* Challenges:
1. In the excerpt on USCIS cannabis policy, reproduce everything from "In an April" down to "States immigration law.", replacing "cannabis-related activity" with "marijuana-related activity" wherever it appears.
2. According to the excerpt on USCIS cannabis policy, how is marijuana classified under federal law?
3. List every prohibited cannabis-related activity named in the excerpt on USCIS cannabis policy.

* Excerpt to read:
────────────────────

In an April 19 USCIS policy alert, USCIS indicated that it was issuing policy guidance confirming that cannabis-related activity, even when it occurs in a jurisdiction where the activity is legal, creates a conditional bar to demonstrating good moral character for the purposes of naturalization. While USCIS has long treated cannabis-related activity as a basis for withholding immigration benefits, this new pronouncement further highlights the complex and uncertain interaction between state and federal laws, and United States immigration law.
According to the USCIS policy, “marijuana remains illegal under federal law as a Schedule I controlled substance regardless of any actions to decriminalize its possession, use, or sale at the state and local level,” a USCIS spokesperson said in a statement. “Federal law does not recognize the decriminalization of marijuana for any purpose, even in places where state or local law does.”
”WHAT IS “CANNABIS-RELATED ACTIVITY”?
Prohibited cannabis-related activity includes possession, prior use, as well as employment or investment in cannabis industry, each of which is deemed a violation of the federal Controlled Substances Act (CSA).
WHAT IS “NATURALIZATION”?

────────────────────

* Given material:

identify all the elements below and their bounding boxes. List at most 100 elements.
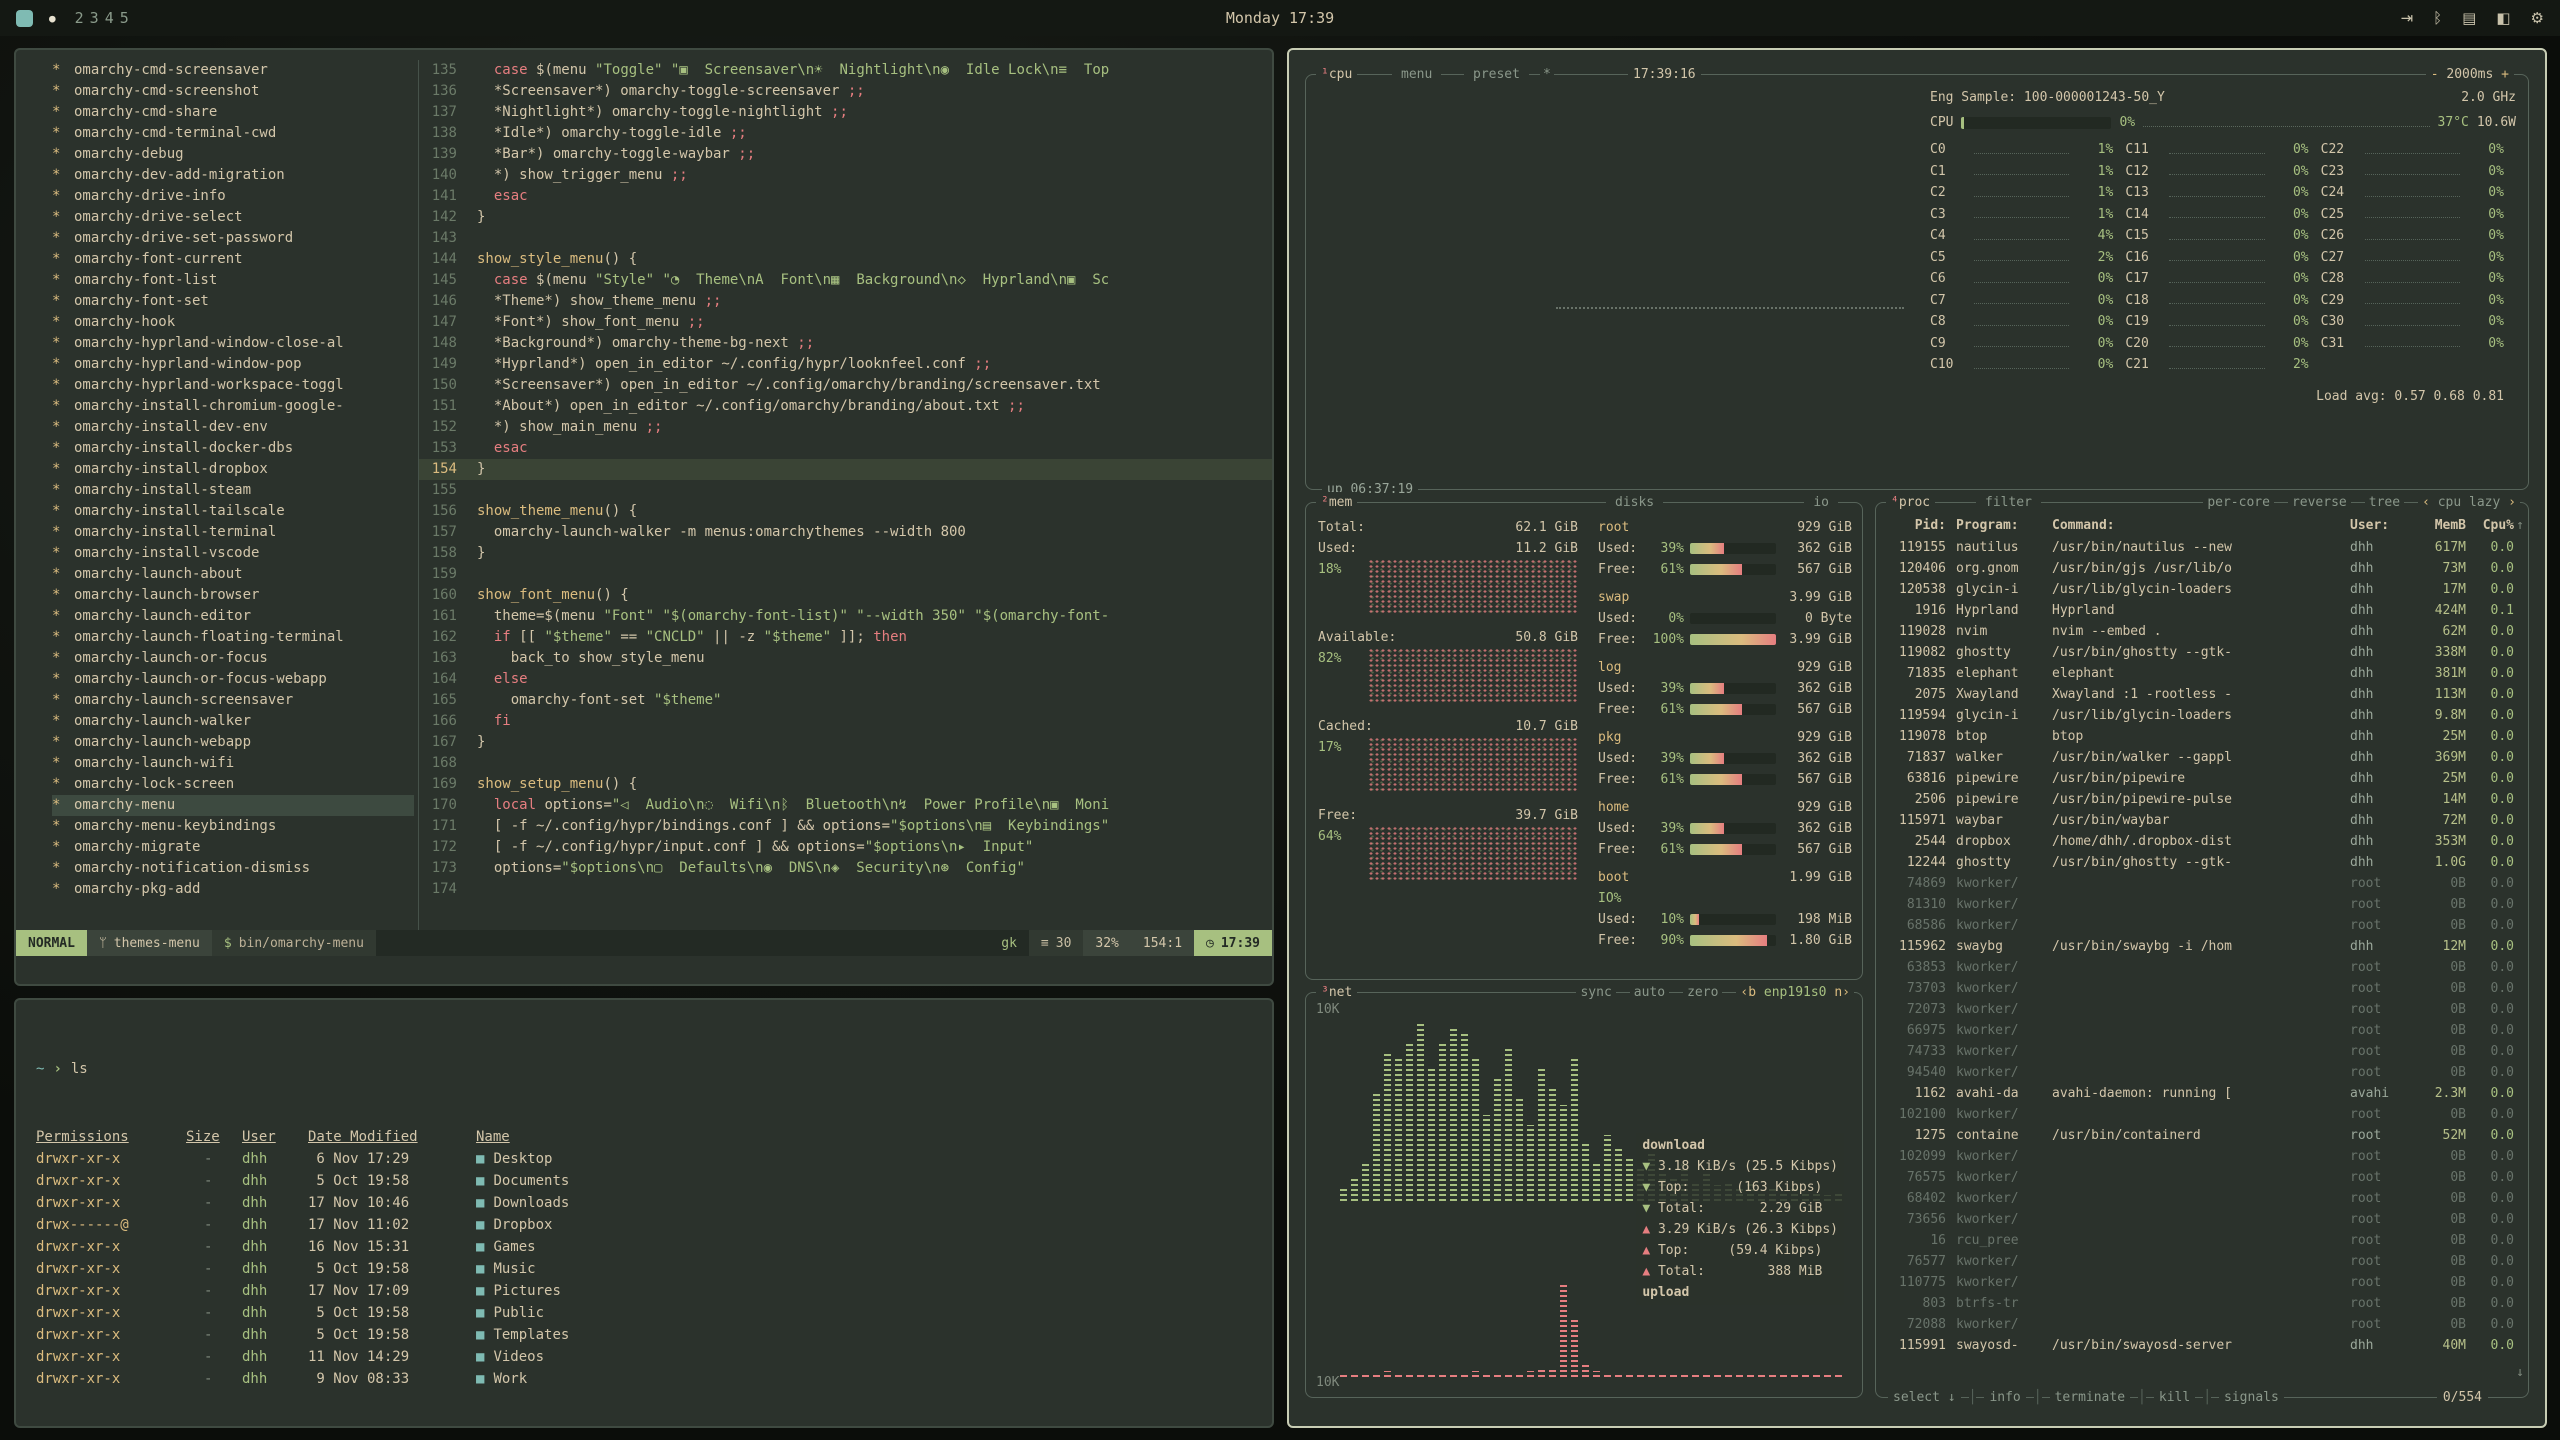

────────────────────

* Answers to the problems:
1.
In an April 19 USCIS policy alert, USCIS indicated that it was issuing policy guidance confirming that marijuana-related activity, even when it occurs in a jurisdiction where the activity is legal, creates a conditional bar to demonstrating good moral character for the purposes of naturalization. While USCIS has long treated marijuana-related activity as a basis for withholding immigration benefits, this new pronouncement further highlights the complex and uncertain interaction between state and federal laws, and United States immigration law.

2. As a Schedule I controlled substance.

3.
- Possession
- Prior use
- Employment in the cannabis industry
- Investment in the cannabis industry